## start
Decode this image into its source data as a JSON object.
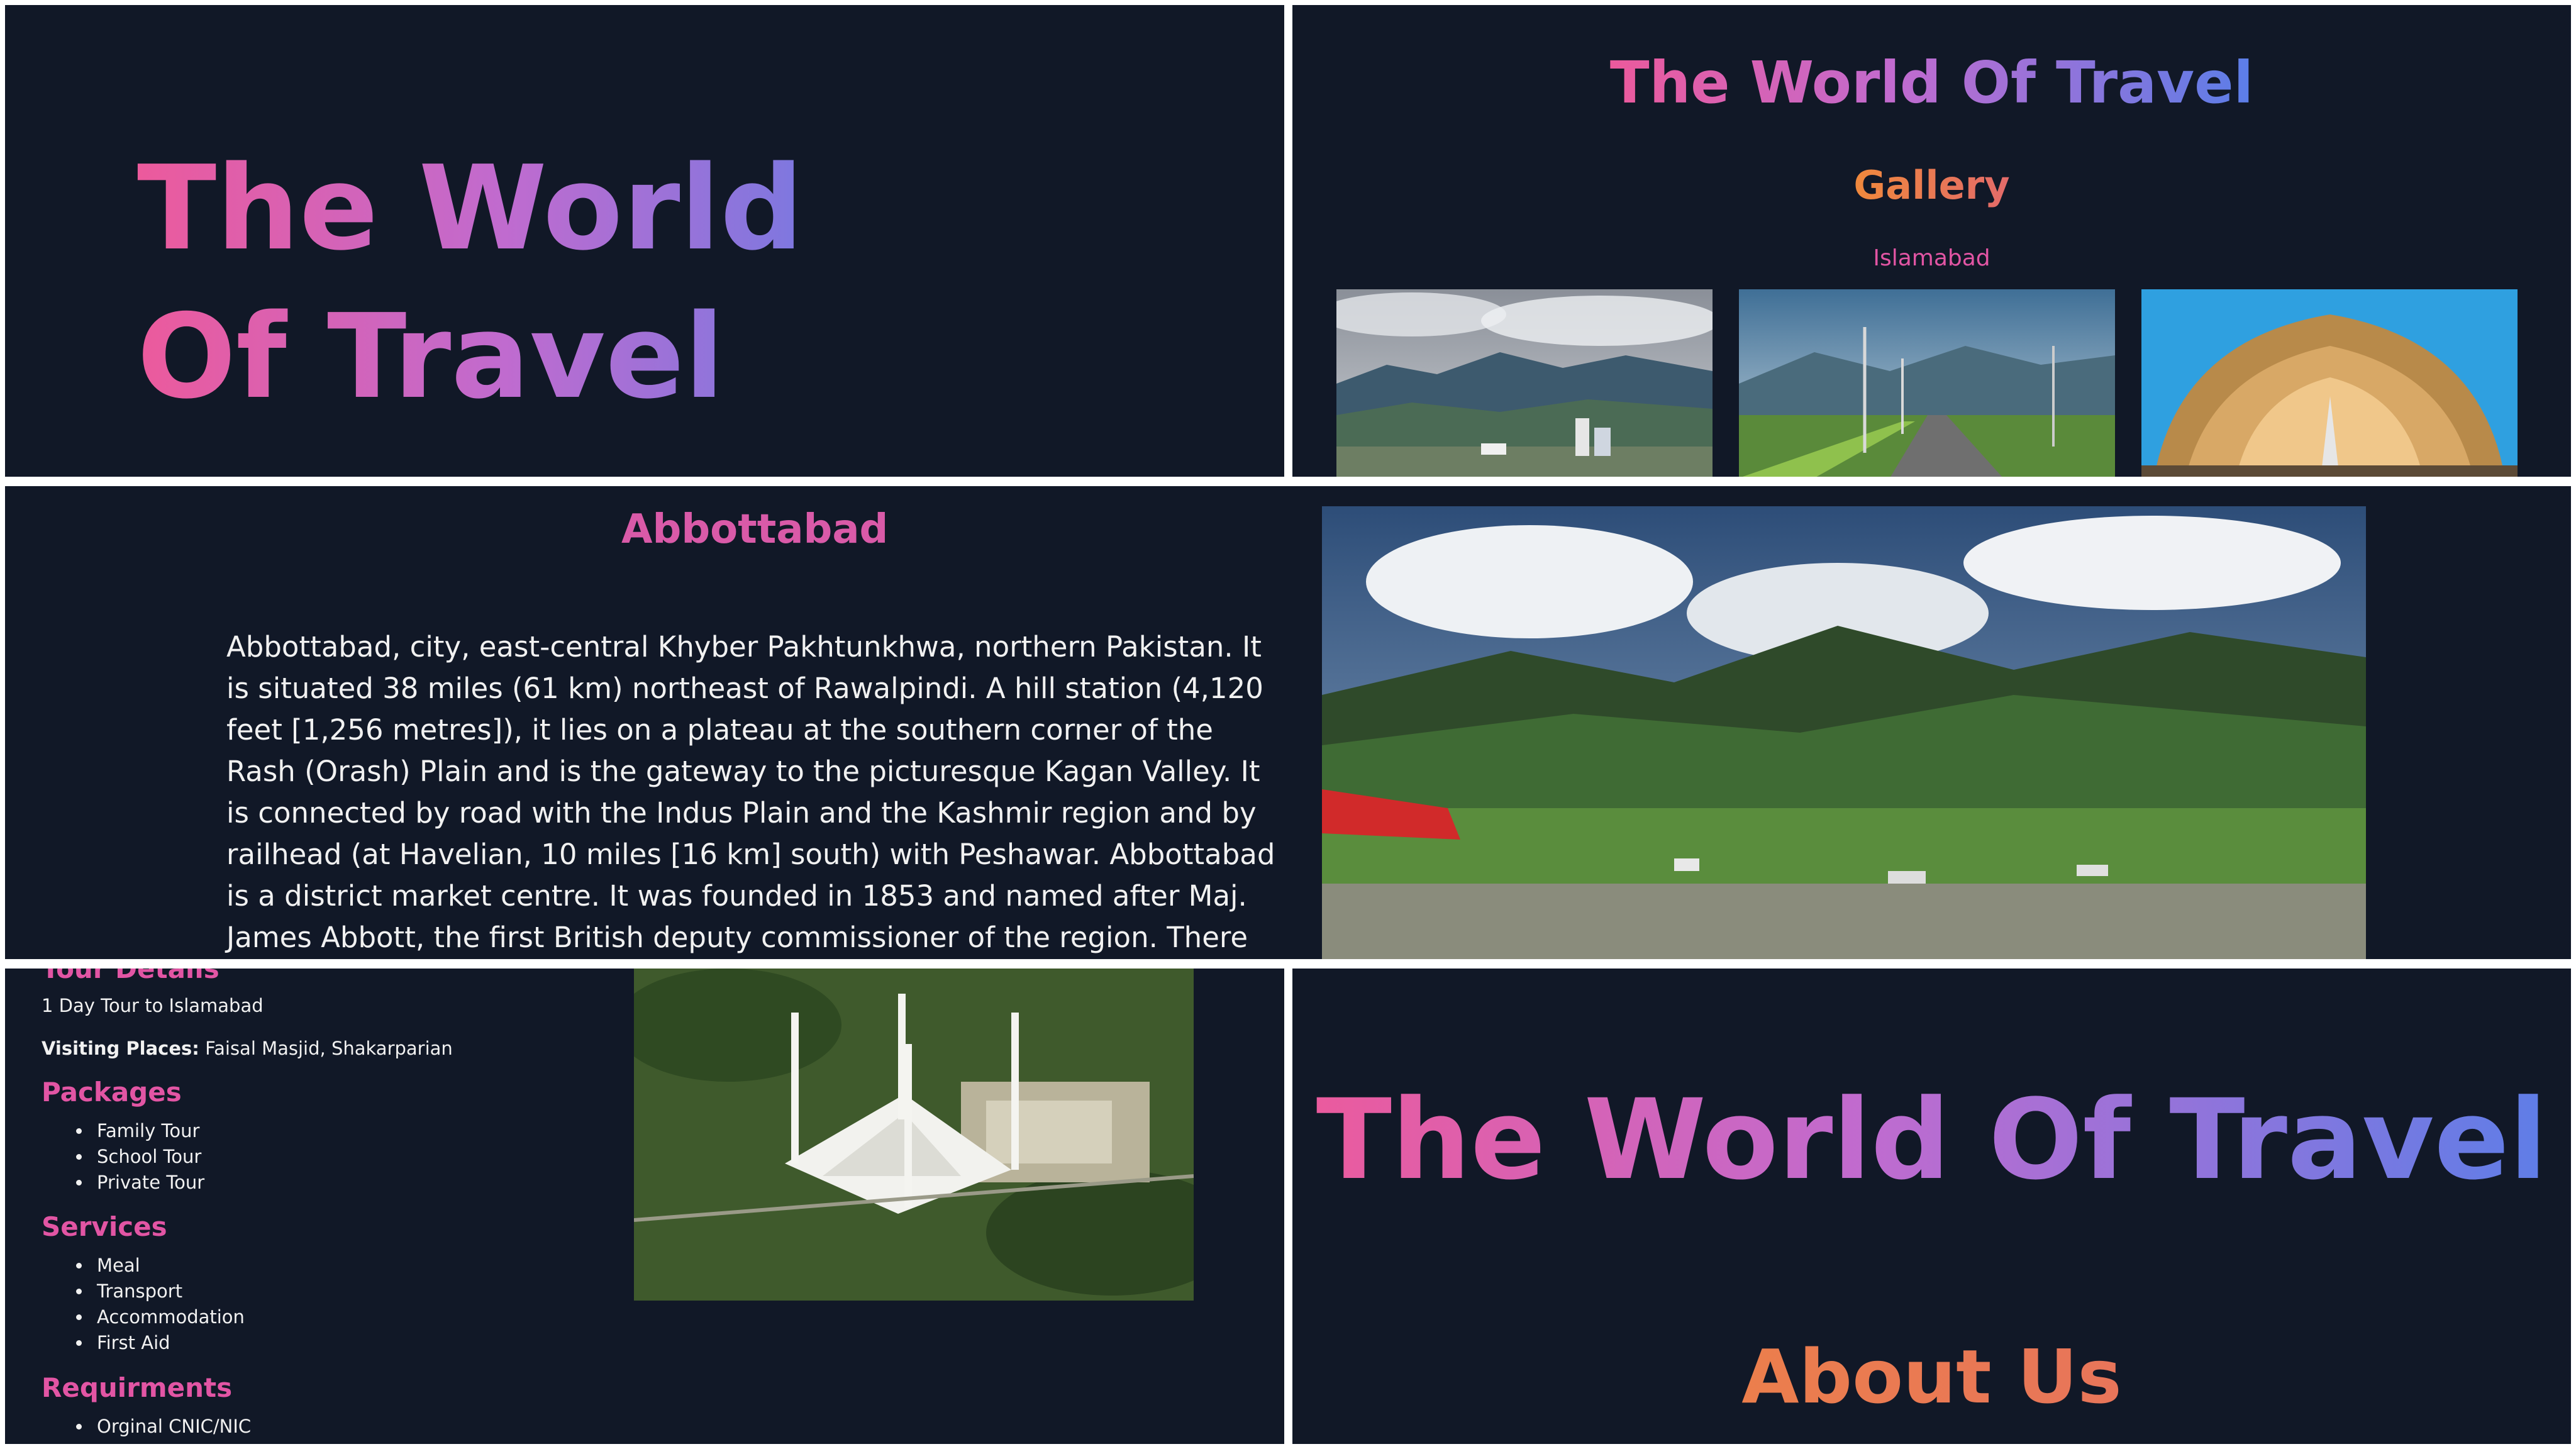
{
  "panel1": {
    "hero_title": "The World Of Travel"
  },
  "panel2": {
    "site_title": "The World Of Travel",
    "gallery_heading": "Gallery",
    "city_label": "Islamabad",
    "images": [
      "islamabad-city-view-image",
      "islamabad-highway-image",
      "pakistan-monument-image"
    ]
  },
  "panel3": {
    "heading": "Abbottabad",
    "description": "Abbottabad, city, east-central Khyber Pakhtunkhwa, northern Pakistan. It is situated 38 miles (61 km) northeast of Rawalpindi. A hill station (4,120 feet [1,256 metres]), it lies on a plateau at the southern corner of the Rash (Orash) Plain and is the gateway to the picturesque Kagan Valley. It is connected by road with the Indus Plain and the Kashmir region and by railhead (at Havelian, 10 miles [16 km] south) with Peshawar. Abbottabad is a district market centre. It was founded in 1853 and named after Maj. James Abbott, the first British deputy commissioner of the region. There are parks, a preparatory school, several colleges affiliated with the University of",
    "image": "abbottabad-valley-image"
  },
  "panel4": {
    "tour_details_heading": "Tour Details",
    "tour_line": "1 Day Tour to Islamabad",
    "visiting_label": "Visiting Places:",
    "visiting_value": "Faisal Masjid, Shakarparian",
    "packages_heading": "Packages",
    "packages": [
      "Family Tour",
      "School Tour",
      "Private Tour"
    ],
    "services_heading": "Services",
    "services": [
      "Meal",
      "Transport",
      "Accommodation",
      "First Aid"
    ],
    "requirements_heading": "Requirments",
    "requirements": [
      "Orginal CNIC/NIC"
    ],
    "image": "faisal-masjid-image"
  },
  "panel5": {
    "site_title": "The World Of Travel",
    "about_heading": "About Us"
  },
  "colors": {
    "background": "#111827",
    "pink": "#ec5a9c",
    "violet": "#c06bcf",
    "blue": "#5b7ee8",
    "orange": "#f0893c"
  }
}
## end
■ What is required
Without the pictures, transcribe the listing above exactly.

■ Answer below
Decode this image into its source data as a JSON object.
{
  "panel1": {
    "hero_title": "The World Of Travel"
  },
  "panel2": {
    "site_title": "The World Of Travel",
    "gallery_heading": "Gallery",
    "city_label": "Islamabad",
    "images": [
      "islamabad-city-view-image",
      "islamabad-highway-image",
      "pakistan-monument-image"
    ]
  },
  "panel3": {
    "heading": "Abbottabad",
    "description": "Abbottabad, city, east-central Khyber Pakhtunkhwa, northern Pakistan. It is situated 38 miles (61 km) northeast of Rawalpindi. A hill station (4,120 feet [1,256 metres]), it lies on a plateau at the southern corner of the Rash (Orash) Plain and is the gateway to the picturesque Kagan Valley. It is connected by road with the Indus Plain and the Kashmir region and by railhead (at Havelian, 10 miles [16 km] south) with Peshawar. Abbottabad is a district market centre. It was founded in 1853 and named after Maj. James Abbott, the first British deputy commissioner of the region. There are parks, a preparatory school, several colleges affiliated with the University of",
    "image": "abbottabad-valley-image"
  },
  "panel4": {
    "tour_details_heading": "Tour Details",
    "tour_line": "1 Day Tour to Islamabad",
    "visiting_label": "Visiting Places:",
    "visiting_value": "Faisal Masjid, Shakarparian",
    "packages_heading": "Packages",
    "packages": [
      "Family Tour",
      "School Tour",
      "Private Tour"
    ],
    "services_heading": "Services",
    "services": [
      "Meal",
      "Transport",
      "Accommodation",
      "First Aid"
    ],
    "requirements_heading": "Requirments",
    "requirements": [
      "Orginal CNIC/NIC"
    ],
    "image": "faisal-masjid-image"
  },
  "panel5": {
    "site_title": "The World Of Travel",
    "about_heading": "About Us"
  },
  "colors": {
    "background": "#111827",
    "pink": "#ec5a9c",
    "violet": "#c06bcf",
    "blue": "#5b7ee8",
    "orange": "#f0893c"
  }
}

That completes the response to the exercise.